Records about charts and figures

********************

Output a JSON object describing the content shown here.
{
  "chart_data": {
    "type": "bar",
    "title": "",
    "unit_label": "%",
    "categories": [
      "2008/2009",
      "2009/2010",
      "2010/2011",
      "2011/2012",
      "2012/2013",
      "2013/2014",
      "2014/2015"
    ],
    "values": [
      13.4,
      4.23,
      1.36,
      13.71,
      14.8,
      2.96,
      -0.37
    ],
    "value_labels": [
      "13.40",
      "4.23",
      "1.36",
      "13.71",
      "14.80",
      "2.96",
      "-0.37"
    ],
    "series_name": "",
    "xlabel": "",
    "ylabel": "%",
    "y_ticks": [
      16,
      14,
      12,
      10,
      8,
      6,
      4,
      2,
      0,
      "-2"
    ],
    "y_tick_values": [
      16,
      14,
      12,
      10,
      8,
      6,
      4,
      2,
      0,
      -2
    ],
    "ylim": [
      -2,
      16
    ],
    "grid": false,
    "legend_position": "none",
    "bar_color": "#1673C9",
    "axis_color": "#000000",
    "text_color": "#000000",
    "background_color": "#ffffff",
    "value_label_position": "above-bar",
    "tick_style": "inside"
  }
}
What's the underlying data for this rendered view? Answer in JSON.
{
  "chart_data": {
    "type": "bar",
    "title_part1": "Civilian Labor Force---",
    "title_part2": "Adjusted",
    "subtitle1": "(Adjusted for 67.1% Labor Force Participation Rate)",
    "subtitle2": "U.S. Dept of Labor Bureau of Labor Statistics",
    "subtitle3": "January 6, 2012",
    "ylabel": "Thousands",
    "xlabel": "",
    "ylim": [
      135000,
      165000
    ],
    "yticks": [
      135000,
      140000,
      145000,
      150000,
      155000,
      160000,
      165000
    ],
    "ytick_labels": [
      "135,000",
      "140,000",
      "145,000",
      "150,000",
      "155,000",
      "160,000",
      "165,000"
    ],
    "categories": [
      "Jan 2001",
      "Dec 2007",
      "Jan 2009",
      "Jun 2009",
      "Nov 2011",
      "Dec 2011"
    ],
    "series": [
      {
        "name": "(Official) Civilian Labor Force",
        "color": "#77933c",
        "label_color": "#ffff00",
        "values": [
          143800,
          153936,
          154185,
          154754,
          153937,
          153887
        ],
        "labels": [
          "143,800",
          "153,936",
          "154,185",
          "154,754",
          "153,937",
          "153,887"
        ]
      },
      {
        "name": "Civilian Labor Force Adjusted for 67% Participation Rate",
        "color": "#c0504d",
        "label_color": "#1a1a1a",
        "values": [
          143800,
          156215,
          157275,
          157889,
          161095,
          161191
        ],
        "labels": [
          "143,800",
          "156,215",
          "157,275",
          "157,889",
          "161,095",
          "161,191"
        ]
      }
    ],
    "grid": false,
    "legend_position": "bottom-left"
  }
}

********************

What to produce. Please output the entries above, every line exactly as it reads.

Correct output.
Output a JSON object describing the content shown here.
{
  "chart_data": {
    "type": "bar",
    "title": "",
    "unit_label": "%",
    "categories": [
      "2008/2009",
      "2009/2010",
      "2010/2011",
      "2011/2012",
      "2012/2013",
      "2013/2014",
      "2014/2015"
    ],
    "values": [
      13.4,
      4.23,
      1.36,
      13.71,
      14.8,
      2.96,
      -0.37
    ],
    "value_labels": [
      "13.40",
      "4.23",
      "1.36",
      "13.71",
      "14.80",
      "2.96",
      "-0.37"
    ],
    "series_name": "",
    "xlabel": "",
    "ylabel": "%",
    "y_ticks": [
      16,
      14,
      12,
      10,
      8,
      6,
      4,
      2,
      0,
      "-2"
    ],
    "y_tick_values": [
      16,
      14,
      12,
      10,
      8,
      6,
      4,
      2,
      0,
      -2
    ],
    "ylim": [
      -2,
      16
    ],
    "grid": false,
    "legend_position": "none",
    "bar_color": "#1673C9",
    "axis_color": "#000000",
    "text_color": "#000000",
    "background_color": "#ffffff",
    "value_label_position": "above-bar",
    "tick_style": "inside"
  }
}
What's the underlying data for this rendered view? Answer in JSON.
{
  "chart_data": {
    "type": "bar",
    "title_part1": "Civilian Labor Force---",
    "title_part2": "Adjusted",
    "subtitle1": "(Adjusted for 67.1% Labor Force Participation Rate)",
    "subtitle2": "U.S. Dept of Labor Bureau of Labor Statistics",
    "subtitle3": "January 6, 2012",
    "ylabel": "Thousands",
    "xlabel": "",
    "ylim": [
      135000,
      165000
    ],
    "yticks": [
      135000,
      140000,
      145000,
      150000,
      155000,
      160000,
      165000
    ],
    "ytick_labels": [
      "135,000",
      "140,000",
      "145,000",
      "150,000",
      "155,000",
      "160,000",
      "165,000"
    ],
    "categories": [
      "Jan 2001",
      "Dec 2007",
      "Jan 2009",
      "Jun 2009",
      "Nov 2011",
      "Dec 2011"
    ],
    "series": [
      {
        "name": "(Official) Civilian Labor Force",
        "color": "#77933c",
        "label_color": "#ffff00",
        "values": [
          143800,
          153936,
          154185,
          154754,
          153937,
          153887
        ],
        "labels": [
          "143,800",
          "153,936",
          "154,185",
          "154,754",
          "153,937",
          "153,887"
        ]
      },
      {
        "name": "Civilian Labor Force Adjusted for 67% Participation Rate",
        "color": "#c0504d",
        "label_color": "#1a1a1a",
        "values": [
          143800,
          156215,
          157275,
          157889,
          161095,
          161191
        ],
        "labels": [
          "143,800",
          "156,215",
          "157,275",
          "157,889",
          "161,095",
          "161,191"
        ]
      }
    ],
    "grid": false,
    "legend_position": "bottom-left"
  }
}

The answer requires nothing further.